Written exercise => Check each line for the word "image" and report how many have it. Give nothing else.

Dataset records

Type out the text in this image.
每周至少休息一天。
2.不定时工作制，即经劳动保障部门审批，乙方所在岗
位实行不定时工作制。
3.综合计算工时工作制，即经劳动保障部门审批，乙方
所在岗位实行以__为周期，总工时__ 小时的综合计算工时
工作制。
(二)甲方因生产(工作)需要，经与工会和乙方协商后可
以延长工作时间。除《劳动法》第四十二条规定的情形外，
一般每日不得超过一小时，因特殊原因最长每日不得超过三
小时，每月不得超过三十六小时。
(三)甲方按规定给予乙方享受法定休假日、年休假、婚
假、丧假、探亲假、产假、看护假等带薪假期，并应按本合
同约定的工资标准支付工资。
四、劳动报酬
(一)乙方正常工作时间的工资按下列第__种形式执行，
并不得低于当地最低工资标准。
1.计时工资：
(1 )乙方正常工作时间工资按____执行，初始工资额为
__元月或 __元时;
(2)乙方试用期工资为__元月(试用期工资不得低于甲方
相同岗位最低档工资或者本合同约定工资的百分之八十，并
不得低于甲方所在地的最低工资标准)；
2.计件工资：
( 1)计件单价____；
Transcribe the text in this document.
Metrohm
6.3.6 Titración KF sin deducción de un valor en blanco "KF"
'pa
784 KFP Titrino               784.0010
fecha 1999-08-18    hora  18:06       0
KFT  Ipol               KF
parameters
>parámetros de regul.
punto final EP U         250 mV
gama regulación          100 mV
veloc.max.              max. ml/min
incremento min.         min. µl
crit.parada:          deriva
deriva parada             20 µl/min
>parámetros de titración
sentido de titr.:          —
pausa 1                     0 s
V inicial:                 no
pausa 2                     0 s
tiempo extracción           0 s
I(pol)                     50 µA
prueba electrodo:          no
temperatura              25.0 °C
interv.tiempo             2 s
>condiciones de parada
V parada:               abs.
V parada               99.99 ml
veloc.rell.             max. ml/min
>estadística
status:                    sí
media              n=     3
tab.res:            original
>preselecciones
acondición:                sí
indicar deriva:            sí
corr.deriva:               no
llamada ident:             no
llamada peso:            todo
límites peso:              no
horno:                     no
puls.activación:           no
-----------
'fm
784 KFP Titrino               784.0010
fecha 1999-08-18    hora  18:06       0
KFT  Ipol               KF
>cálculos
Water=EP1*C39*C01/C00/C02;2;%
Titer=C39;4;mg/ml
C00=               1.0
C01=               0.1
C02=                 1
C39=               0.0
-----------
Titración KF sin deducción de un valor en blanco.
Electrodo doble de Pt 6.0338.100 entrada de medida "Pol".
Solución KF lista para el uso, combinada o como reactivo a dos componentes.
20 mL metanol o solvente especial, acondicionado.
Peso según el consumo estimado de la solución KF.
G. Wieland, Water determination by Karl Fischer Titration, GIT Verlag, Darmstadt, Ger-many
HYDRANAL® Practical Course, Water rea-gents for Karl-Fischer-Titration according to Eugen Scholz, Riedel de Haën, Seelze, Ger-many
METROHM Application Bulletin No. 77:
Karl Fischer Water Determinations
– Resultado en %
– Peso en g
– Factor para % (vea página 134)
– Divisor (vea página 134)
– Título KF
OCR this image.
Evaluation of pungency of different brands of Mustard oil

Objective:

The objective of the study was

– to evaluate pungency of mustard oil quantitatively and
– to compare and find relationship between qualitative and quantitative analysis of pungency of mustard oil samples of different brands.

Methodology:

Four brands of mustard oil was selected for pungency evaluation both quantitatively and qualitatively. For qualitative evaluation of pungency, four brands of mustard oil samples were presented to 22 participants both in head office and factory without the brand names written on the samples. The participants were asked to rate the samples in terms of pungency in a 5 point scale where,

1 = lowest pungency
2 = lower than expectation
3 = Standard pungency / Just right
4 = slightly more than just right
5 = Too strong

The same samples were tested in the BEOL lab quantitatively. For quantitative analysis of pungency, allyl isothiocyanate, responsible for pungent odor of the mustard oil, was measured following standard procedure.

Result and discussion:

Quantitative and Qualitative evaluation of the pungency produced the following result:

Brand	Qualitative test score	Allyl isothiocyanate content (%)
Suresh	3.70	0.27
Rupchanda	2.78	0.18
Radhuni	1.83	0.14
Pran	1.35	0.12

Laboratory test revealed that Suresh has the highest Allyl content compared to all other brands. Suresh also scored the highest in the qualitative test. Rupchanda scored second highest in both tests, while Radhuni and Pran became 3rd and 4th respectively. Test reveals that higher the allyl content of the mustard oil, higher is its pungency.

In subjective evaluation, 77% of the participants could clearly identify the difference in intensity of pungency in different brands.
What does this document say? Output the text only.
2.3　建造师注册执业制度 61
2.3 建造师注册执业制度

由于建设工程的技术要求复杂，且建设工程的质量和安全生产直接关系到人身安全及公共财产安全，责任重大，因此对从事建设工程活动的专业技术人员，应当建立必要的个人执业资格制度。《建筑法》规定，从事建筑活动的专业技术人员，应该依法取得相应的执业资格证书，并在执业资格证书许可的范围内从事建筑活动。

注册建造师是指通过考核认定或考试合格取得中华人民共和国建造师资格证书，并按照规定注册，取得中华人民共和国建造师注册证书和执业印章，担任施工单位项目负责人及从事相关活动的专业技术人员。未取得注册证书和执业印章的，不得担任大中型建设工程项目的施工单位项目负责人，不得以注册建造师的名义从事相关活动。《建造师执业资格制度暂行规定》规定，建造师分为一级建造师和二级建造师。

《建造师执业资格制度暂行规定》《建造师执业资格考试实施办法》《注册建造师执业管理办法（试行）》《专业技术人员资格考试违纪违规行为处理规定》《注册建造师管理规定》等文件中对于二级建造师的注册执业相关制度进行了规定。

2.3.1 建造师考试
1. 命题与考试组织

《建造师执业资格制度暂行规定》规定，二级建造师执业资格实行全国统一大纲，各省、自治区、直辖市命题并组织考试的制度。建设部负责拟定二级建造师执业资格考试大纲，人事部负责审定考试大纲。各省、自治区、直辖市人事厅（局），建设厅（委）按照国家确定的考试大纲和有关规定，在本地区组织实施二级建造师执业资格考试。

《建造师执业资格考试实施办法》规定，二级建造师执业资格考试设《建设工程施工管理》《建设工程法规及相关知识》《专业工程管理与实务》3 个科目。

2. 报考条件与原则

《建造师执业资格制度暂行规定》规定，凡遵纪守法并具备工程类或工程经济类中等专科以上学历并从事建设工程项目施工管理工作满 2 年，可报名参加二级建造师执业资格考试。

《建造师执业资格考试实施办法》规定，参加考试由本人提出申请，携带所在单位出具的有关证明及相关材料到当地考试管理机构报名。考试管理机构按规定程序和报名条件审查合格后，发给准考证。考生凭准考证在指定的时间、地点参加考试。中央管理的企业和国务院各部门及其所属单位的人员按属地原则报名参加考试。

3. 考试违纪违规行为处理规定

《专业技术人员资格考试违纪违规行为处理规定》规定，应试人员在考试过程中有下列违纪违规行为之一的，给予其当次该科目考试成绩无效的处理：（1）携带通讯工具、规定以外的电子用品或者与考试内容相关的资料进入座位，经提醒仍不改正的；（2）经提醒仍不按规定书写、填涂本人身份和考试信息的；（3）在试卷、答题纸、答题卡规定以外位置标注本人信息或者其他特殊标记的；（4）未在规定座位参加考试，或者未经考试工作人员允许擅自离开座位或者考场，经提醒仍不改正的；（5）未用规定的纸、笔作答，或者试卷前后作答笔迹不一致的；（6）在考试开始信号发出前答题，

Output below => 2